-- Begin PROVIDED ENTRIES --

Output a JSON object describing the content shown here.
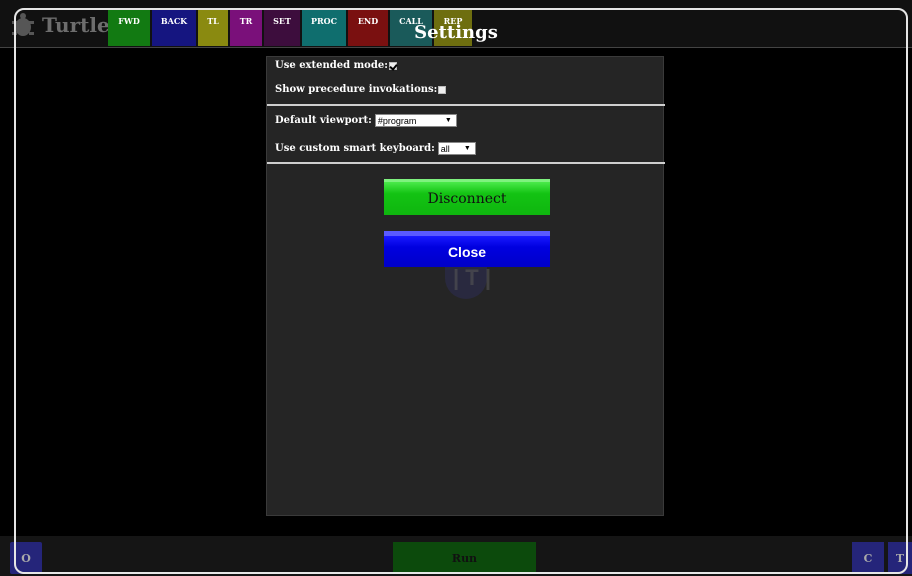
{
  "app": {
    "brand": "Turtle"
  },
  "toolbar": {
    "tabs": [
      {
        "label": "FWD",
        "color": "#127a12"
      },
      {
        "label": "BACK",
        "color": "#151580"
      },
      {
        "label": "TL",
        "color": "#8a8a10"
      },
      {
        "label": "TR",
        "color": "#7a107a"
      },
      {
        "label": "SET",
        "color": "#3d0d3d"
      },
      {
        "label": "PROC",
        "color": "#0f6e6e"
      },
      {
        "label": "END",
        "color": "#7a1010"
      },
      {
        "label": "CALL",
        "color": "#1a5a5a"
      },
      {
        "label": "REP",
        "color": "#6e6e0f"
      }
    ]
  },
  "settings": {
    "title": "Settings",
    "extended_mode_label": "Use extended mode:",
    "extended_mode_checked": true,
    "show_invocations_label": "Show precedure invokations:",
    "show_invocations_checked": false,
    "viewport_label": "Default viewport:",
    "viewport_value": "#program",
    "keyboard_label": "Use custom smart keyboard:",
    "keyboard_value": "all",
    "disconnect_label": "Disconnect",
    "close_label": "Close"
  },
  "bottom": {
    "o_label": "O",
    "run_label": "Run",
    "c_label": "C",
    "t_label": "T"
  }
}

-- End PROVIDED ENTRIES --

GOAL
Repeat all the records above exactly, leaving out any pictures.

SOLVED PROBLEM
Output a JSON object describing the content shown here.
{
  "app": {
    "brand": "Turtle"
  },
  "toolbar": {
    "tabs": [
      {
        "label": "FWD",
        "color": "#127a12"
      },
      {
        "label": "BACK",
        "color": "#151580"
      },
      {
        "label": "TL",
        "color": "#8a8a10"
      },
      {
        "label": "TR",
        "color": "#7a107a"
      },
      {
        "label": "SET",
        "color": "#3d0d3d"
      },
      {
        "label": "PROC",
        "color": "#0f6e6e"
      },
      {
        "label": "END",
        "color": "#7a1010"
      },
      {
        "label": "CALL",
        "color": "#1a5a5a"
      },
      {
        "label": "REP",
        "color": "#6e6e0f"
      }
    ]
  },
  "settings": {
    "title": "Settings",
    "extended_mode_label": "Use extended mode:",
    "extended_mode_checked": true,
    "show_invocations_label": "Show precedure invokations:",
    "show_invocations_checked": false,
    "viewport_label": "Default viewport:",
    "viewport_value": "#program",
    "keyboard_label": "Use custom smart keyboard:",
    "keyboard_value": "all",
    "disconnect_label": "Disconnect",
    "close_label": "Close"
  },
  "bottom": {
    "o_label": "O",
    "run_label": "Run",
    "c_label": "C",
    "t_label": "T"
  }
}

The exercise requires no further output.